Extracts from a graphics dataset:
┄┄┄┄┄┄┄┄┄┄
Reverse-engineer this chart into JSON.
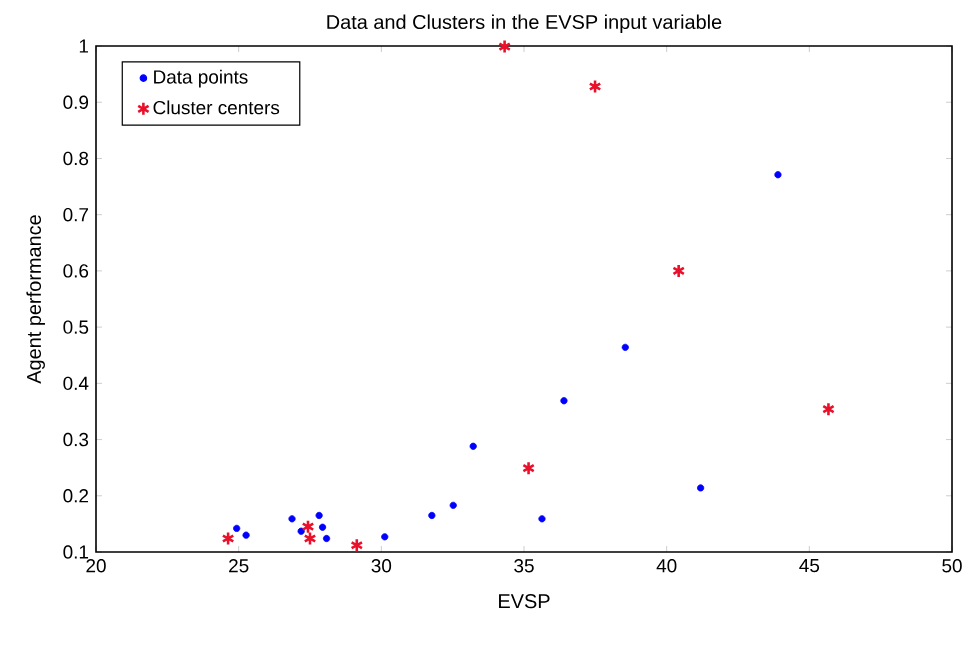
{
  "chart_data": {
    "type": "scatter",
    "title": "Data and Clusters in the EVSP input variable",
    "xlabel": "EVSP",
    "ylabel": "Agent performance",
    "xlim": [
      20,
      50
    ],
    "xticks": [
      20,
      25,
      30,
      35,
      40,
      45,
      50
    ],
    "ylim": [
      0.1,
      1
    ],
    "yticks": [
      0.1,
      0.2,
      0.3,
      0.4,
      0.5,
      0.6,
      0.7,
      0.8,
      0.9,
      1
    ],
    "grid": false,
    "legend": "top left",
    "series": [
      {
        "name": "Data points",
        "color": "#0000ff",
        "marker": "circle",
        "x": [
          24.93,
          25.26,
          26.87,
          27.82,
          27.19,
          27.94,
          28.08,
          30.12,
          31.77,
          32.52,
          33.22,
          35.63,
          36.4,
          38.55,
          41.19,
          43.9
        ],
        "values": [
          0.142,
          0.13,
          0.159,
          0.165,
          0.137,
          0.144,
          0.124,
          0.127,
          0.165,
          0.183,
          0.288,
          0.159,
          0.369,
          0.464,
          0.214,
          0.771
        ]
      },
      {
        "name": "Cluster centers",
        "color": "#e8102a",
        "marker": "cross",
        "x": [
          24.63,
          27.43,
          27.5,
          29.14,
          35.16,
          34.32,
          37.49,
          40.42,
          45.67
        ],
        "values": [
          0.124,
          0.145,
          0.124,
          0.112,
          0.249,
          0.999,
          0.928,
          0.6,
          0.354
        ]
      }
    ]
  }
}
┄┄┄┄┄┄┄┄┄┄
Goal:
Set down the records in full and exactly. Do not carry over any image.

Solution:
Reverse-engineer this chart into JSON.
{
  "chart_data": {
    "type": "scatter",
    "title": "Data and Clusters in the EVSP input variable",
    "xlabel": "EVSP",
    "ylabel": "Agent performance",
    "xlim": [
      20,
      50
    ],
    "xticks": [
      20,
      25,
      30,
      35,
      40,
      45,
      50
    ],
    "ylim": [
      0.1,
      1
    ],
    "yticks": [
      0.1,
      0.2,
      0.3,
      0.4,
      0.5,
      0.6,
      0.7,
      0.8,
      0.9,
      1
    ],
    "grid": false,
    "legend": "top left",
    "series": [
      {
        "name": "Data points",
        "color": "#0000ff",
        "marker": "circle",
        "x": [
          24.93,
          25.26,
          26.87,
          27.82,
          27.19,
          27.94,
          28.08,
          30.12,
          31.77,
          32.52,
          33.22,
          35.63,
          36.4,
          38.55,
          41.19,
          43.9
        ],
        "values": [
          0.142,
          0.13,
          0.159,
          0.165,
          0.137,
          0.144,
          0.124,
          0.127,
          0.165,
          0.183,
          0.288,
          0.159,
          0.369,
          0.464,
          0.214,
          0.771
        ]
      },
      {
        "name": "Cluster centers",
        "color": "#e8102a",
        "marker": "cross",
        "x": [
          24.63,
          27.43,
          27.5,
          29.14,
          35.16,
          34.32,
          37.49,
          40.42,
          45.67
        ],
        "values": [
          0.124,
          0.145,
          0.124,
          0.112,
          0.249,
          0.999,
          0.928,
          0.6,
          0.354
        ]
      }
    ]
  }
}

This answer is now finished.